Provided records:
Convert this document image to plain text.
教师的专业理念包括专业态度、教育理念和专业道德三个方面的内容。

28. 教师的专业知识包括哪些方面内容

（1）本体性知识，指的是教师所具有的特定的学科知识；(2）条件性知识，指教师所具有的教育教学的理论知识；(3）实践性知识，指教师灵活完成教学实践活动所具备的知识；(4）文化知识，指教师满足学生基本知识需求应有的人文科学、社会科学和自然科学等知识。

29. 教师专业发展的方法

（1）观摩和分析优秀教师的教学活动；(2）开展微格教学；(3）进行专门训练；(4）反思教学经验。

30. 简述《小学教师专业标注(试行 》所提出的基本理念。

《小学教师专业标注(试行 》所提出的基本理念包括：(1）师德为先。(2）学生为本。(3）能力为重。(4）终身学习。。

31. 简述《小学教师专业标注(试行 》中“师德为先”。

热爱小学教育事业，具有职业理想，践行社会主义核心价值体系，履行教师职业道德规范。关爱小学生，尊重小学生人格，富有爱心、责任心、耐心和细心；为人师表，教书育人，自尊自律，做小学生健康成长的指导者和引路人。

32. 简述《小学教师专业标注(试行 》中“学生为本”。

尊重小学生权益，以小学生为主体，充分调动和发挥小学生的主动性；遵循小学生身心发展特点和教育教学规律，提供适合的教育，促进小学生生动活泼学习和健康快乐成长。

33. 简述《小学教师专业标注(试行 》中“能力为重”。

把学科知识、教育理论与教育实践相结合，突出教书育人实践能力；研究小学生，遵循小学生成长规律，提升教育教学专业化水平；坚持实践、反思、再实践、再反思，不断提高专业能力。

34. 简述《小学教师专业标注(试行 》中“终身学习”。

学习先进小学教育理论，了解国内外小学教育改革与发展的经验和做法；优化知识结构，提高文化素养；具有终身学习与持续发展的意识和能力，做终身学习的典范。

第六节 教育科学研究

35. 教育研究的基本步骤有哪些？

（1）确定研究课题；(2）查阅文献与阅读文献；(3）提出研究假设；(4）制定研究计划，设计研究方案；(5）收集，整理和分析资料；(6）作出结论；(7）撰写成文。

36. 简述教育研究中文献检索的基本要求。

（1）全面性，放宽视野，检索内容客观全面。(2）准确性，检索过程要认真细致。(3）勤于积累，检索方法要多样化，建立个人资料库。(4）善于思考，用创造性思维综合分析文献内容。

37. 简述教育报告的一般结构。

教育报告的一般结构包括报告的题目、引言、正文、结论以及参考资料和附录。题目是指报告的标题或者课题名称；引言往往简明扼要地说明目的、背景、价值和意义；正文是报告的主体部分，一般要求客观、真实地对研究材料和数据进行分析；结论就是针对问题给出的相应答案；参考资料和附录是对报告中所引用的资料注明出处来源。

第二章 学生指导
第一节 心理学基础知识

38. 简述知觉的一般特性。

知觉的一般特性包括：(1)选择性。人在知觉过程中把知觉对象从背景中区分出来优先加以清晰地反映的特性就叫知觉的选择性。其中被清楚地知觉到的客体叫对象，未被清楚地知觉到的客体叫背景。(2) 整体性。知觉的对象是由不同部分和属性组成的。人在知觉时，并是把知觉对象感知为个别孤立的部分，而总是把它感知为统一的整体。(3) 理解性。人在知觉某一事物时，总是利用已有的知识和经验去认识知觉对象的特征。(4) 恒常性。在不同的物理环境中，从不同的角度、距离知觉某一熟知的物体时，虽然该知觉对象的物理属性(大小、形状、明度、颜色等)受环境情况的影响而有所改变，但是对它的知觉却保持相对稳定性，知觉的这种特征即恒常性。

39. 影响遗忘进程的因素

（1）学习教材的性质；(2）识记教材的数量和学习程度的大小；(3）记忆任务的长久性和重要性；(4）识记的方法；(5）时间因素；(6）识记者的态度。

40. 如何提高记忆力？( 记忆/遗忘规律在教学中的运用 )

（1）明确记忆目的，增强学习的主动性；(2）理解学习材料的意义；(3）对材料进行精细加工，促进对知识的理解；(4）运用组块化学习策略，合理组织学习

Challenge:
Generate an exact reproduction of all entries.

Response:
Convert this document image to plain text.
教师的专业理念包括专业态度、教育理念和专业道德三个方面的内容。

28. 教师的专业知识包括哪些方面内容

（1）本体性知识，指的是教师所具有的特定的学科知识；(2）条件性知识，指教师所具有的教育教学的理论知识；(3）实践性知识，指教师灵活完成教学实践活动所具备的知识；(4）文化知识，指教师满足学生基本知识需求应有的人文科学、社会科学和自然科学等知识。

29. 教师专业发展的方法

（1）观摩和分析优秀教师的教学活动；(2）开展微格教学；(3）进行专门训练；(4）反思教学经验。

30. 简述《小学教师专业标注(试行 》所提出的基本理念。

《小学教师专业标注(试行 》所提出的基本理念包括：(1）师德为先。(2）学生为本。(3）能力为重。(4）终身学习。。

31. 简述《小学教师专业标注(试行 》中“师德为先”。

热爱小学教育事业，具有职业理想，践行社会主义核心价值体系，履行教师职业道德规范。关爱小学生，尊重小学生人格，富有爱心、责任心、耐心和细心；为人师表，教书育人，自尊自律，做小学生健康成长的指导者和引路人。

32. 简述《小学教师专业标注(试行 》中“学生为本”。

尊重小学生权益，以小学生为主体，充分调动和发挥小学生的主动性；遵循小学生身心发展特点和教育教学规律，提供适合的教育，促进小学生生动活泼学习和健康快乐成长。

33. 简述《小学教师专业标注(试行 》中“能力为重”。

把学科知识、教育理论与教育实践相结合，突出教书育人实践能力；研究小学生，遵循小学生成长规律，提升教育教学专业化水平；坚持实践、反思、再实践、再反思，不断提高专业能力。

34. 简述《小学教师专业标注(试行 》中“终身学习”。

学习先进小学教育理论，了解国内外小学教育改革与发展的经验和做法；优化知识结构，提高文化素养；具有终身学习与持续发展的意识和能力，做终身学习的典范。

第六节 教育科学研究

35. 教育研究的基本步骤有哪些？

（1）确定研究课题；(2）查阅文献与阅读文献；(3）提出研究假设；(4）制定研究计划，设计研究方案；(5）收集，整理和分析资料；(6）作出结论；(7）撰写成文。

36. 简述教育研究中文献检索的基本要求。

（1）全面性，放宽视野，检索内容客观全面。(2）准确性，检索过程要认真细致。(3）勤于积累，检索方法要多样化，建立个人资料库。(4）善于思考，用创造性思维综合分析文献内容。

37. 简述教育报告的一般结构。

教育报告的一般结构包括报告的题目、引言、正文、结论以及参考资料和附录。题目是指报告的标题或者课题名称；引言往往简明扼要地说明目的、背景、价值和意义；正文是报告的主体部分，一般要求客观、真实地对研究材料和数据进行分析；结论就是针对问题给出的相应答案；参考资料和附录是对报告中所引用的资料注明出处来源。

第二章 学生指导
第一节 心理学基础知识

38. 简述知觉的一般特性。

知觉的一般特性包括：(1)选择性。人在知觉过程中把知觉对象从背景中区分出来优先加以清晰地反映的特性就叫知觉的选择性。其中被清楚地知觉到的客体叫对象，未被清楚地知觉到的客体叫背景。(2) 整体性。知觉的对象是由不同部分和属性组成的。人在知觉时，并是把知觉对象感知为个别孤立的部分，而总是把它感知为统一的整体。(3) 理解性。人在知觉某一事物时，总是利用已有的知识和经验去认识知觉对象的特征。(4) 恒常性。在不同的物理环境中，从不同的角度、距离知觉某一熟知的物体时，虽然该知觉对象的物理属性(大小、形状、明度、颜色等)受环境情况的影响而有所改变，但是对它的知觉却保持相对稳定性，知觉的这种特征即恒常性。

39. 影响遗忘进程的因素

（1）学习教材的性质；(2）识记教材的数量和学习程度的大小；(3）记忆任务的长久性和重要性；(4）识记的方法；(5）时间因素；(6）识记者的态度。

40. 如何提高记忆力？( 记忆/遗忘规律在教学中的运用 )

（1）明确记忆目的，增强学习的主动性；(2）理解学习材料的意义；(3）对材料进行精细加工，促进对知识的理解；(4）运用组块化学习策略，合理组织学习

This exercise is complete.